EXERCISE MATERIALS
** Start **

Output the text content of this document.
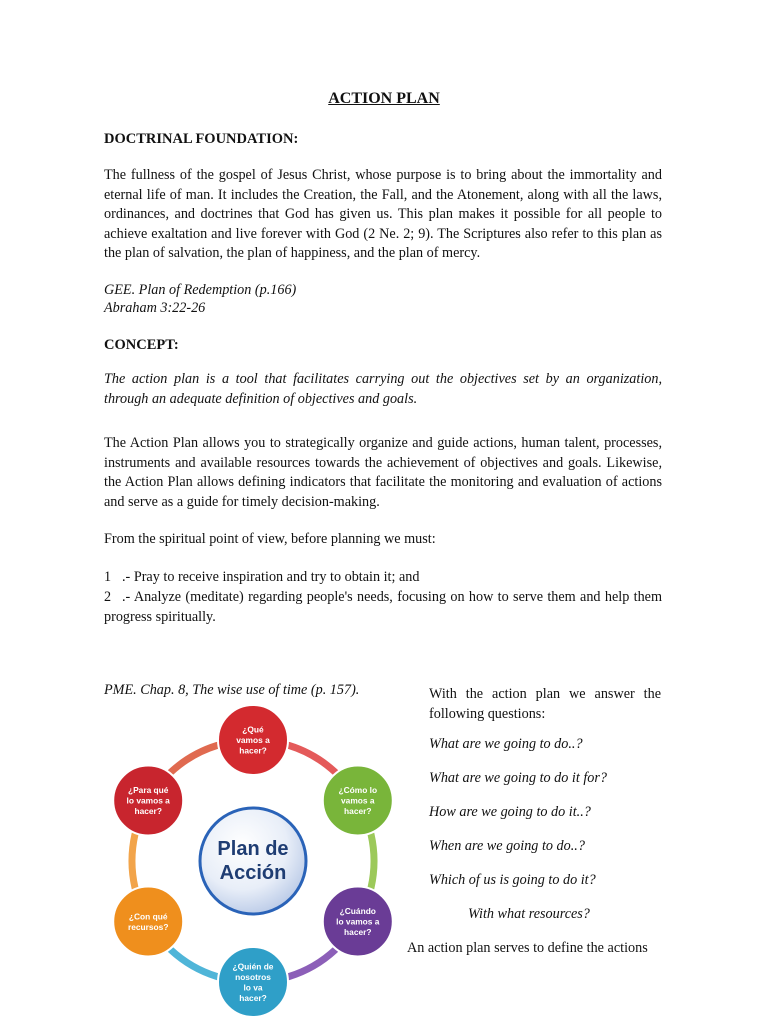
ACTION PLAN
DOCTRINAL FOUNDATION:

The fullness of the gospel of Jesus Christ, whose purpose is to bring about the immortality and eternal life of man. It includes the Creation, the Fall, and the Atonement, along with all the laws, ordinances, and doctrines that God has given us. This plan makes it possible for all people to achieve exaltation and live forever with God (2 Ne. 2; 9). The Scriptures also refer to this plan as the plan of salvation, the plan of happiness, and the plan of mercy.

GEE. Plan of Redemption (p.166)
Abraham 3:22-26
CONCEPT:

The action plan is a tool that facilitates carrying out the objectives set by an organization, through an adequate definition of objectives and goals.

The Action Plan allows you to strategically organize and guide actions, human talent, processes, instruments and available resources towards the achievement of objectives and goals. Likewise, the Action Plan allows defining indicators that facilitate the monitoring and evaluation of actions and serve as a guide for timely decision-making.

From the spiritual point of view, before planning we must:

1 .- Pray to receive inspiration and try to obtain it; and
2 .- Analyze (meditate) regarding people's needs, focusing on how to serve them and help them progress spiritually.
PME. Chap. 8, The wise use of time (p. 157).	With the action plan we answer the following questions:

What are we going to do..?
What are we going to do it for?
How are we going to do it..?
When are we going to do..?
Which of us is going to do it?
With what resources?
An action plan serves to define the actions
Plan de
Acción
¿Qué
vamos a
hacer?
¿Cómo lo
vamos a
hacer?
¿Cuándo
lo vamos a
hacer?
¿Quién de
nosotros
lo va
hacer?
¿Con qué
recursos?
¿Para qué
lo vamos a
hacer?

** End **

REQUIRED WORK
Do not include the images; transcribe the rest of the listing exactly.

RESULT BELOW
Output the text content of this document.
ACTION PLAN
DOCTRINAL FOUNDATION:

The fullness of the gospel of Jesus Christ, whose purpose is to bring about the immortality and eternal life of man. It includes the Creation, the Fall, and the Atonement, along with all the laws, ordinances, and doctrines that God has given us. This plan makes it possible for all people to achieve exaltation and live forever with God (2 Ne. 2; 9). The Scriptures also refer to this plan as the plan of salvation, the plan of happiness, and the plan of mercy.

GEE. Plan of Redemption (p.166)
Abraham 3:22-26
CONCEPT:

The action plan is a tool that facilitates carrying out the objectives set by an organization, through an adequate definition of objectives and goals.

The Action Plan allows you to strategically organize and guide actions, human talent, processes, instruments and available resources towards the achievement of objectives and goals. Likewise, the Action Plan allows defining indicators that facilitate the monitoring and evaluation of actions and serve as a guide for timely decision-making.

From the spiritual point of view, before planning we must:

1 .- Pray to receive inspiration and try to obtain it; and
2 .- Analyze (meditate) regarding people's needs, focusing on how to serve them and help them progress spiritually.
PME. Chap. 8, The wise use of time (p. 157).	With the action plan we answer the following questions:

What are we going to do..?
What are we going to do it for?
How are we going to do it..?
When are we going to do..?
Which of us is going to do it?
With what resources?
An action plan serves to define the actions
Plan de
Acción
¿Qué
vamos a
hacer?
¿Cómo lo
vamos a
hacer?
¿Cuándo
lo vamos a
hacer?
¿Quién de
nosotros
lo va
hacer?
¿Con qué
recursos?
¿Para qué
lo vamos a
hacer?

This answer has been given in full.